EXERCISE DESCRIPTION -> Could you work out how many lines of the material below hold "ylabel"? Only the number is needed.

RECORDS SHOWN ->
= Beginning of Section =
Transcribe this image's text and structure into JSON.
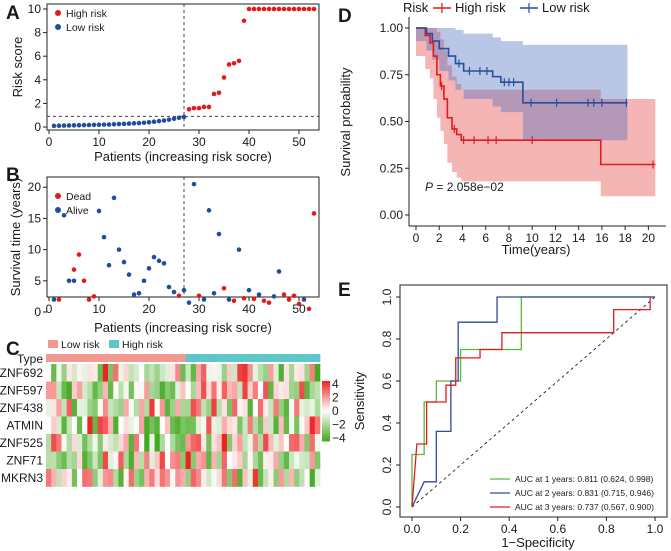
{
  "chart_data": [
    {
      "panel": "A",
      "type": "scatter",
      "xlabel": "Patients (increasing risk socre)",
      "ylabel": "Risk score",
      "xlim": [
        0,
        54
      ],
      "ylim": [
        0,
        10
      ],
      "xticks": [
        0,
        10,
        20,
        30,
        40,
        50
      ],
      "yticks": [
        0,
        2,
        4,
        6,
        8,
        10
      ],
      "cutoff_x": 27,
      "cutoff_y": 0.9,
      "legend": [
        {
          "name": "High risk",
          "color": "#e31a1c"
        },
        {
          "name": "Low risk",
          "color": "#1f4e9e"
        }
      ],
      "series": [
        {
          "name": "Low risk",
          "x": [
            1,
            2,
            3,
            4,
            5,
            6,
            7,
            8,
            9,
            10,
            11,
            12,
            13,
            14,
            15,
            16,
            17,
            18,
            19,
            20,
            21,
            22,
            23,
            24,
            25,
            26,
            27
          ],
          "y": [
            0.1,
            0.11,
            0.12,
            0.13,
            0.14,
            0.15,
            0.16,
            0.17,
            0.18,
            0.19,
            0.2,
            0.21,
            0.23,
            0.25,
            0.27,
            0.29,
            0.31,
            0.33,
            0.36,
            0.4,
            0.45,
            0.5,
            0.55,
            0.62,
            0.7,
            0.78,
            0.85
          ]
        },
        {
          "name": "High risk",
          "x": [
            28,
            29,
            30,
            31,
            32,
            33,
            34,
            35,
            36,
            37,
            38,
            39,
            40,
            41,
            42,
            43,
            44,
            45,
            46,
            47,
            48,
            49,
            50,
            51,
            52,
            53
          ],
          "y": [
            1.5,
            1.6,
            1.6,
            1.7,
            1.7,
            2.8,
            2.9,
            4.2,
            5.3,
            5.4,
            5.6,
            9.0,
            10,
            10,
            10,
            10,
            10,
            10,
            10,
            10,
            10,
            10,
            10,
            10,
            10,
            10
          ]
        }
      ]
    },
    {
      "panel": "B",
      "type": "scatter",
      "xlabel": "Patients (increasing risk socre)",
      "ylabel": "Survival time (years)",
      "xlim": [
        0,
        54
      ],
      "ylim": [
        0,
        21
      ],
      "xticks": [
        0,
        10,
        20,
        30,
        40,
        50
      ],
      "yticks": [
        0,
        5,
        10,
        15,
        20
      ],
      "cutoff_x": 27,
      "legend": [
        {
          "name": "Dead",
          "color": "#e31a1c"
        },
        {
          "name": "Alive",
          "color": "#1f4e9e"
        }
      ],
      "series": [
        {
          "name": "Dead",
          "x": [
            2,
            5,
            6,
            7,
            8,
            9,
            26,
            30,
            35,
            37,
            39,
            41,
            43,
            44,
            47,
            48,
            49,
            50,
            52,
            53
          ],
          "y": [
            2.0,
            6.8,
            9.2,
            5.0,
            2.0,
            2.5,
            2.6,
            2.6,
            3.8,
            1.8,
            2.2,
            2.1,
            1.8,
            1.5,
            2.8,
            2.0,
            2.6,
            1.3,
            0.5,
            15.8
          ]
        },
        {
          "name": "Alive",
          "x": [
            1,
            3,
            4,
            5,
            10,
            11,
            12,
            13,
            14,
            15,
            16,
            17,
            18,
            19,
            20,
            21,
            22,
            23,
            24,
            25,
            27,
            28,
            29,
            31,
            32,
            33,
            34,
            36,
            38,
            40,
            42,
            45,
            46,
            51
          ],
          "y": [
            2.0,
            15.5,
            5.0,
            5.0,
            16.2,
            12.0,
            7.5,
            18.3,
            10.0,
            8.0,
            6.0,
            2.8,
            3.0,
            5.0,
            7.0,
            8.8,
            8.2,
            7.8,
            4.0,
            3.2,
            3.5,
            1.5,
            20.5,
            2.0,
            16.3,
            3.0,
            12.5,
            2.0,
            10.0,
            3.5,
            2.8,
            2.5,
            6.5,
            2.0
          ]
        }
      ]
    },
    {
      "panel": "C",
      "type": "heatmap",
      "annotation_label": "Type",
      "legend": [
        {
          "name": "Low risk",
          "color": "#f29a90"
        },
        {
          "name": "High risk",
          "color": "#5ec5c9"
        }
      ],
      "genes": [
        "ZNF692",
        "ZNF597",
        "ZNF438",
        "ATMIN",
        "ZNF525",
        "ZNF71",
        "MKRN3"
      ],
      "n_low": 27,
      "n_high": 26,
      "colorbar_ticks": [
        "4",
        "2",
        "0",
        "−2",
        "−4"
      ],
      "colors": {
        "high": "#ee2222",
        "mid": "#ffffff",
        "low": "#44aa22"
      }
    },
    {
      "panel": "D",
      "type": "line",
      "subtype": "kaplan-meier",
      "xlabel": "Time(years)",
      "ylabel": "Survival probability",
      "legend_title": "Risk",
      "xlim": [
        0,
        21
      ],
      "ylim": [
        0,
        1
      ],
      "xticks": [
        0,
        2,
        4,
        6,
        8,
        10,
        12,
        14,
        16,
        18,
        20
      ],
      "yticks": [
        "0.00",
        "0.25",
        "0.50",
        "0.75",
        "1.00"
      ],
      "p_label": "P",
      "p_value": " = 2.058e−02",
      "series": [
        {
          "name": "High risk",
          "color": "#e31a1c",
          "steps": [
            [
              0,
              1.0
            ],
            [
              0.8,
              0.96
            ],
            [
              1.2,
              0.92
            ],
            [
              1.5,
              0.85
            ],
            [
              1.8,
              0.75
            ],
            [
              2.1,
              0.69
            ],
            [
              2.4,
              0.62
            ],
            [
              2.7,
              0.52
            ],
            [
              3.1,
              0.46
            ],
            [
              3.5,
              0.43
            ],
            [
              3.9,
              0.4
            ],
            [
              10.0,
              0.4
            ],
            [
              15.9,
              0.27
            ],
            [
              20.6,
              0.27
            ]
          ],
          "censor_x": [
            2.2,
            3.3,
            4.1,
            5.0,
            6.2,
            6.9,
            10.0,
            20.4
          ],
          "ci_lower": [
            0.85,
            0.78,
            0.73,
            0.62,
            0.52,
            0.45,
            0.38,
            0.28,
            0.23,
            0.2,
            0.18,
            0.18,
            0.1,
            0.1
          ],
          "ci_upper": [
            1.0,
            1.0,
            1.0,
            1.0,
            0.98,
            0.94,
            0.88,
            0.8,
            0.74,
            0.7,
            0.67,
            0.67,
            0.62,
            0.62
          ]
        },
        {
          "name": "Low risk",
          "color": "#2a4d9b",
          "steps": [
            [
              0,
              1.0
            ],
            [
              0.9,
              0.97
            ],
            [
              1.4,
              0.93
            ],
            [
              2.0,
              0.89
            ],
            [
              2.8,
              0.85
            ],
            [
              3.4,
              0.81
            ],
            [
              4.1,
              0.77
            ],
            [
              6.6,
              0.74
            ],
            [
              7.3,
              0.71
            ],
            [
              9.2,
              0.6
            ],
            [
              18.2,
              0.6
            ]
          ],
          "censor_x": [
            3.7,
            4.6,
            5.5,
            6.1,
            7.6,
            8.0,
            8.4,
            9.9,
            12.1,
            14.8,
            15.3,
            16.0,
            18.1
          ],
          "ci_lower": [
            0.93,
            0.88,
            0.83,
            0.77,
            0.72,
            0.67,
            0.62,
            0.58,
            0.55,
            0.4,
            0.4
          ],
          "ci_upper": [
            1.0,
            1.0,
            1.0,
            1.0,
            1.0,
            0.99,
            0.97,
            0.95,
            0.93,
            0.91,
            0.91
          ]
        }
      ]
    },
    {
      "panel": "E",
      "type": "line",
      "subtype": "roc",
      "xlabel": "1−Specificity",
      "ylabel": "Sensitivity",
      "xlim": [
        0,
        1
      ],
      "ylim": [
        0,
        1
      ],
      "xticks": [
        "0.0",
        "0.2",
        "0.4",
        "0.6",
        "0.8",
        "1.0"
      ],
      "yticks": [
        "0.0",
        "0.2",
        "0.4",
        "0.6",
        "0.8",
        "1.0"
      ],
      "series": [
        {
          "name": "AUC at 1 years: 0.811 (0.624, 0.998)",
          "color": "#5cb83a",
          "points": [
            [
              0,
              0
            ],
            [
              0,
              0.25
            ],
            [
              0.05,
              0.25
            ],
            [
              0.05,
              0.5
            ],
            [
              0.1,
              0.5
            ],
            [
              0.1,
              0.6
            ],
            [
              0.2,
              0.6
            ],
            [
              0.2,
              0.75
            ],
            [
              0.45,
              0.75
            ],
            [
              0.45,
              1.0
            ],
            [
              1.0,
              1.0
            ]
          ]
        },
        {
          "name": "AUC at 2 years: 0.831 (0.715, 0.946)",
          "color": "#2a4d9b",
          "points": [
            [
              0,
              0
            ],
            [
              0.05,
              0.12
            ],
            [
              0.1,
              0.12
            ],
            [
              0.1,
              0.36
            ],
            [
              0.16,
              0.36
            ],
            [
              0.16,
              0.6
            ],
            [
              0.19,
              0.6
            ],
            [
              0.19,
              0.88
            ],
            [
              0.35,
              0.88
            ],
            [
              0.35,
              1.0
            ],
            [
              1.0,
              1.0
            ]
          ]
        },
        {
          "name": "AUC at 3 years: 0.737 (0.567, 0.900)",
          "color": "#e31a1c",
          "points": [
            [
              0,
              0
            ],
            [
              0.02,
              0.3
            ],
            [
              0.06,
              0.3
            ],
            [
              0.06,
              0.5
            ],
            [
              0.14,
              0.5
            ],
            [
              0.14,
              0.58
            ],
            [
              0.18,
              0.58
            ],
            [
              0.18,
              0.71
            ],
            [
              0.28,
              0.71
            ],
            [
              0.28,
              0.75
            ],
            [
              0.37,
              0.75
            ],
            [
              0.37,
              0.83
            ],
            [
              0.83,
              0.83
            ],
            [
              0.83,
              0.94
            ],
            [
              0.98,
              0.94
            ],
            [
              0.98,
              1.0
            ]
          ]
        }
      ]
    }
  ]
}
= End of Section =
RESULT OF THE TASK -> 4